[Figure content listings]:
- - -
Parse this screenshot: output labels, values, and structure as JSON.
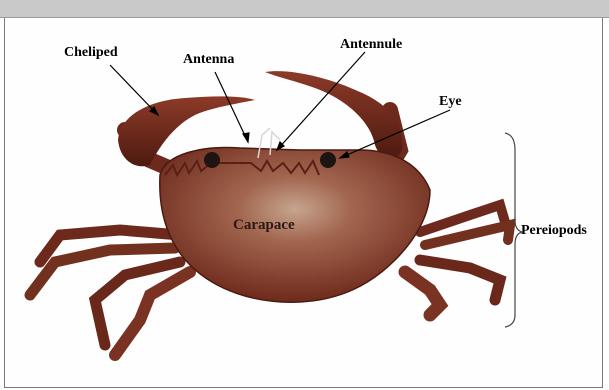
{
  "labels": {
    "cheliped": "Cheliped",
    "antenna": "Antenna",
    "antennule": "Antennule",
    "eye": "Eye",
    "carapace": "Carapace",
    "pereiopods": "Pereiopods"
  },
  "colors": {
    "crab_body": "#7a3323",
    "crab_dark": "#4a1a12",
    "carapace_highlight": "#b3876f",
    "leader_line": "#000000"
  }
}
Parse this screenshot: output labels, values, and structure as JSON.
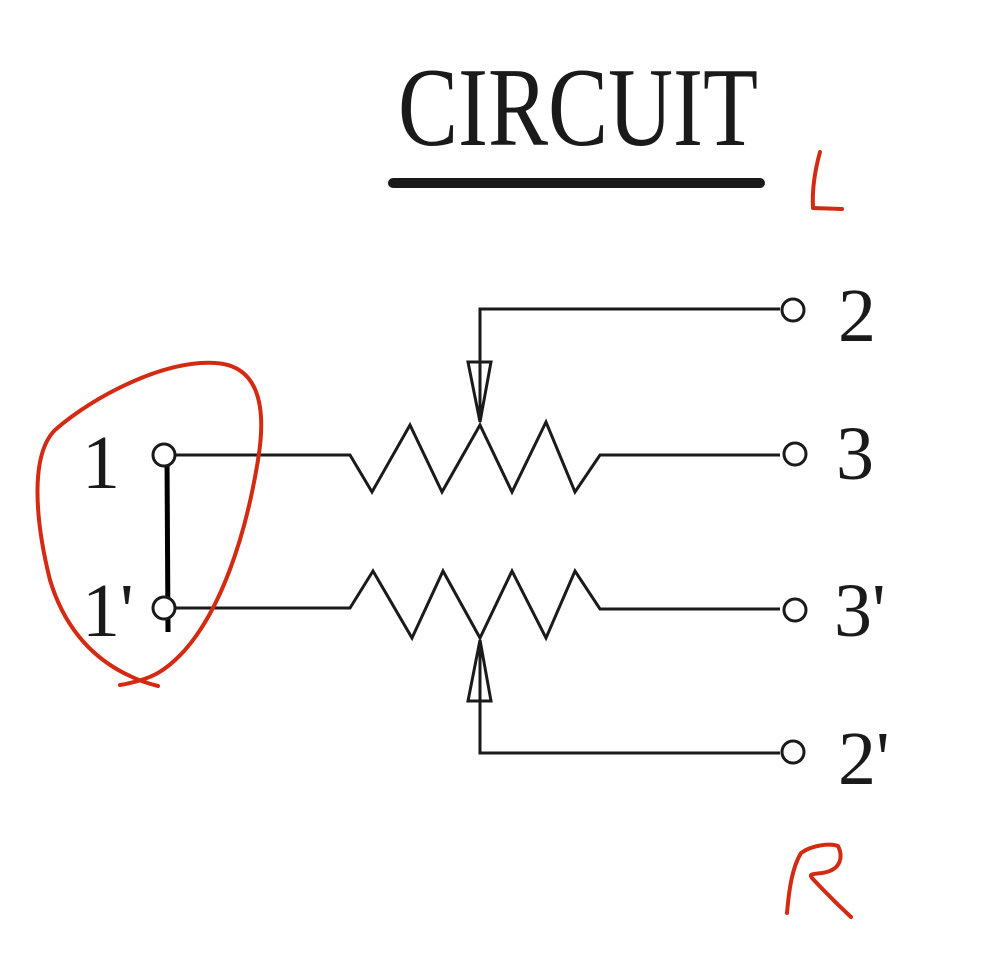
- - -
[Instructions to follow]:
Transcribe every record above exactly as written, leaving out any pictures.

[Full solution]:
Parse this screenshot: output labels, values, and structure as JSON.
{
  "labels": {
    "cheliped": "Cheliped",
    "antenna": "Antenna",
    "antennule": "Antennule",
    "eye": "Eye",
    "carapace": "Carapace",
    "pereiopods": "Pereiopods"
  },
  "colors": {
    "crab_body": "#7a3323",
    "crab_dark": "#4a1a12",
    "carapace_highlight": "#b3876f",
    "leader_line": "#000000"
  }
}
Parse this screenshot: output labels, values, and structure as JSON.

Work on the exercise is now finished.